SHORT TASK: Pull out every line below holding the word "Сведения".

## start

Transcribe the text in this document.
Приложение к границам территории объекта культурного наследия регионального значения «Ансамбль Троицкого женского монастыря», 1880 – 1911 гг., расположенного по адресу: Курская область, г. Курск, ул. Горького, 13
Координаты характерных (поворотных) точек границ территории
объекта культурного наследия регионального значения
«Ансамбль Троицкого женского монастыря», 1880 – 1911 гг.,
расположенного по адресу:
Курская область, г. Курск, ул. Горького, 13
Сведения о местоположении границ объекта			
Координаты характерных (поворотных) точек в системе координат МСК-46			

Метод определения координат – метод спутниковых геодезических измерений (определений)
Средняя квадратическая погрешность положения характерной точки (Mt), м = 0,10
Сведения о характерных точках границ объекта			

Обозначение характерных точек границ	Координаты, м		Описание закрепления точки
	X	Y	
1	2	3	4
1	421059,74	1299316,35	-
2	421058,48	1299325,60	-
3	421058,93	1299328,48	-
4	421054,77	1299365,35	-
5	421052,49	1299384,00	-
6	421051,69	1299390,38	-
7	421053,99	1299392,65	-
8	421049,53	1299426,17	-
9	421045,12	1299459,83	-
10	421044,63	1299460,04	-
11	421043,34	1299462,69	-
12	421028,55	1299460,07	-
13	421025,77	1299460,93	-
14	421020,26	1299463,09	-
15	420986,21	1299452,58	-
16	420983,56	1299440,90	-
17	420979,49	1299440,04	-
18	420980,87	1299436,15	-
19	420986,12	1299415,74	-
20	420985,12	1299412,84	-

## end

THE COMPLETED TASK:
Сведения о местоположении границ объекта			
Сведения о характерных точках границ объекта			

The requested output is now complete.